■ **TO BE DONE**
Repeat every line of the data exactly, but not the pictures.

■ **AVAILABLE DATA**
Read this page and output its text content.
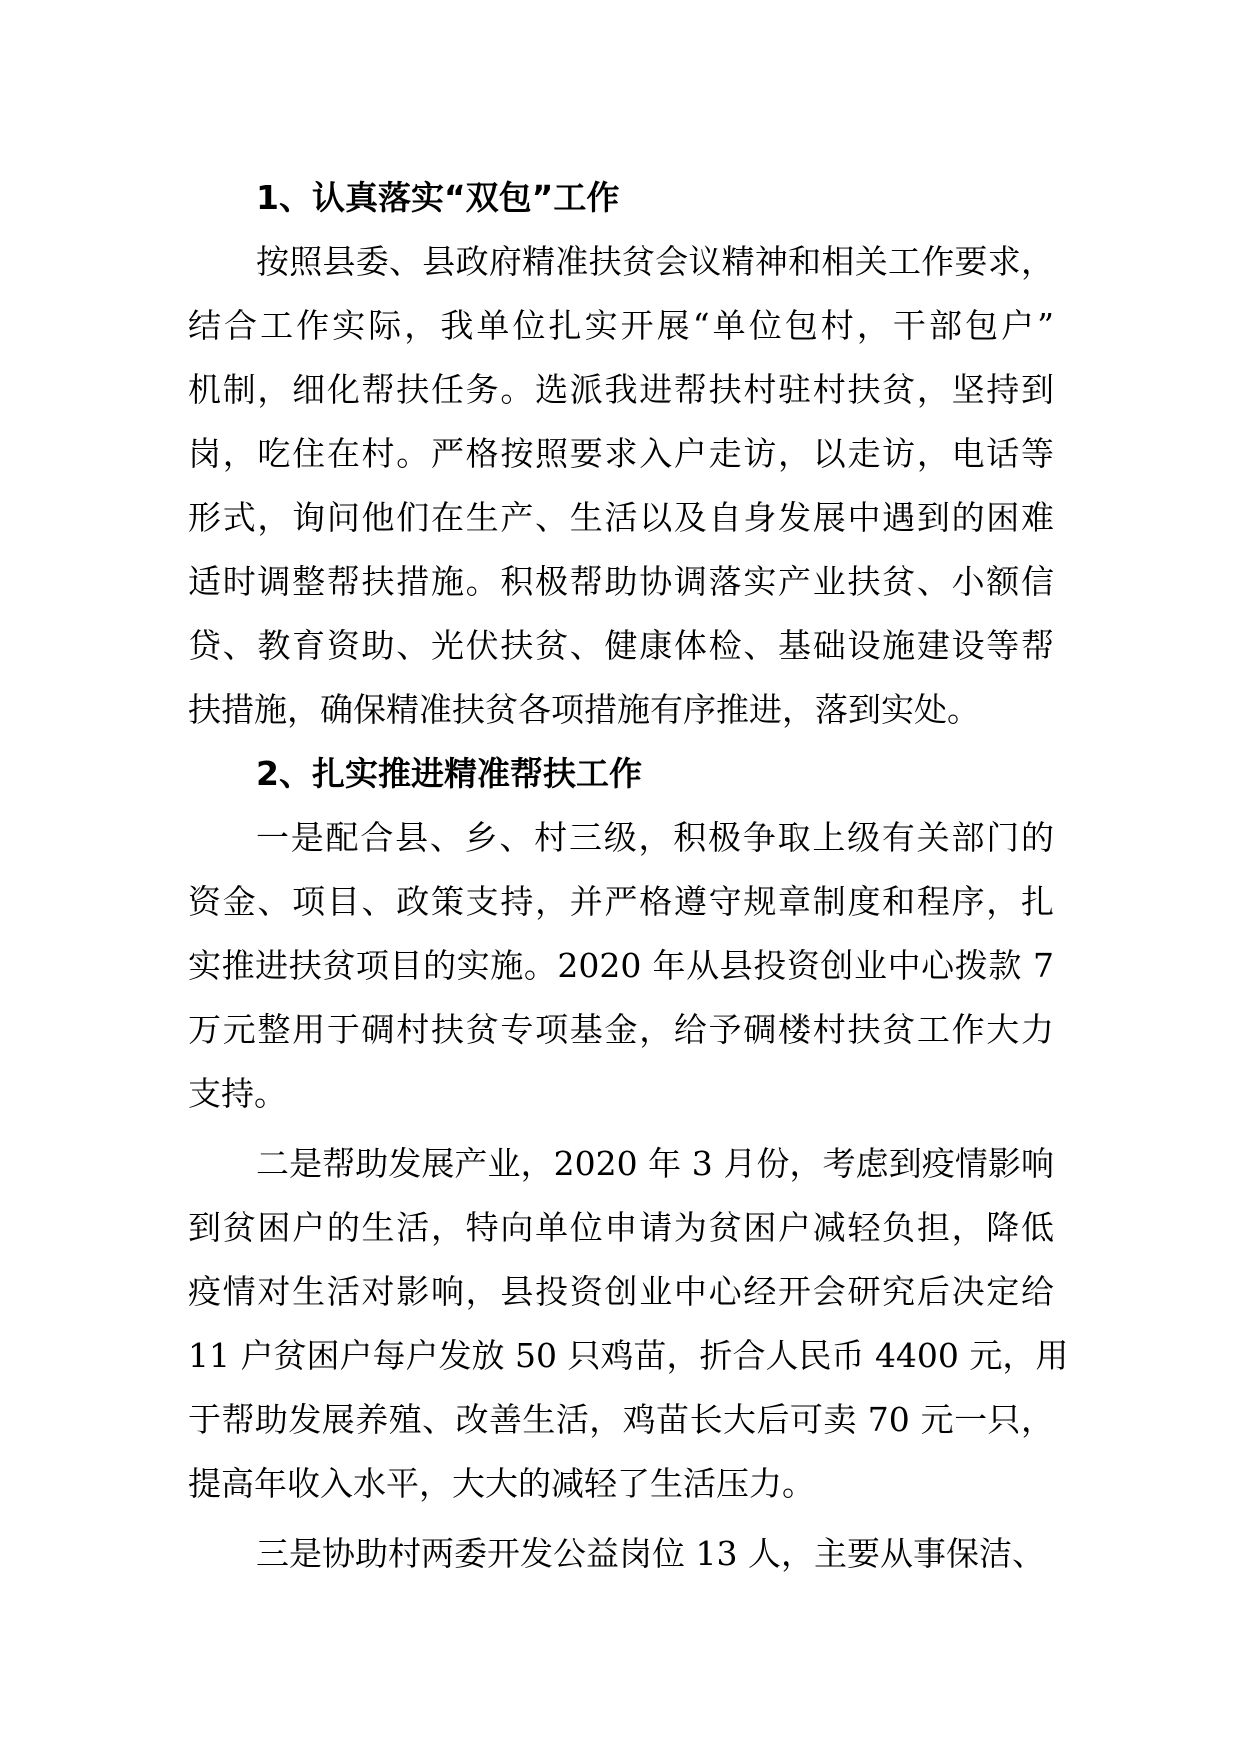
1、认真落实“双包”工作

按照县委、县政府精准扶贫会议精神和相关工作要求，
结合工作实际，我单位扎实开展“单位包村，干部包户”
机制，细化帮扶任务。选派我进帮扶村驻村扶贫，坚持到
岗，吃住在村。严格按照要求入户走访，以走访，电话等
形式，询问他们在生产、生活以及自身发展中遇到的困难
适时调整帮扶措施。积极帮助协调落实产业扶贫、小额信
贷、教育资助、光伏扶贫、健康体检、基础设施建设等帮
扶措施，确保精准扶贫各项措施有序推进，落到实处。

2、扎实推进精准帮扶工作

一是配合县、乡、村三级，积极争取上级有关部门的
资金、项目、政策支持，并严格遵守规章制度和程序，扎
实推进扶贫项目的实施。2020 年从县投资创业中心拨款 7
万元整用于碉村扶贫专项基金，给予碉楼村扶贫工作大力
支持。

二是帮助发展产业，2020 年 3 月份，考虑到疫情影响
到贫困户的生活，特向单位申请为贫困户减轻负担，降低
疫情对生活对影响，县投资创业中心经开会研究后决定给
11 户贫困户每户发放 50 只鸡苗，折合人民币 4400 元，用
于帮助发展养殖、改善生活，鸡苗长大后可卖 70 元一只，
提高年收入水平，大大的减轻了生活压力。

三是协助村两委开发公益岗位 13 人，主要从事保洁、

■ **CORRECT RESULT**
Read this page and output its text content.
1、认真落实“双包”工作

按照县委、县政府精准扶贫会议精神和相关工作要求，
结合工作实际，我单位扎实开展“单位包村，干部包户”
机制，细化帮扶任务。选派我进帮扶村驻村扶贫，坚持到
岗，吃住在村。严格按照要求入户走访，以走访，电话等
形式，询问他们在生产、生活以及自身发展中遇到的困难
适时调整帮扶措施。积极帮助协调落实产业扶贫、小额信
贷、教育资助、光伏扶贫、健康体检、基础设施建设等帮
扶措施，确保精准扶贫各项措施有序推进，落到实处。

2、扎实推进精准帮扶工作

一是配合县、乡、村三级，积极争取上级有关部门的
资金、项目、政策支持，并严格遵守规章制度和程序，扎
实推进扶贫项目的实施。2020 年从县投资创业中心拨款 7
万元整用于碉村扶贫专项基金，给予碉楼村扶贫工作大力
支持。

二是帮助发展产业，2020 年 3 月份，考虑到疫情影响
到贫困户的生活，特向单位申请为贫困户减轻负担，降低
疫情对生活对影响，县投资创业中心经开会研究后决定给
11 户贫困户每户发放 50 只鸡苗，折合人民币 4400 元，用
于帮助发展养殖、改善生活，鸡苗长大后可卖 70 元一只，
提高年收入水平，大大的减轻了生活压力。

三是协助村两委开发公益岗位 13 人，主要从事保洁、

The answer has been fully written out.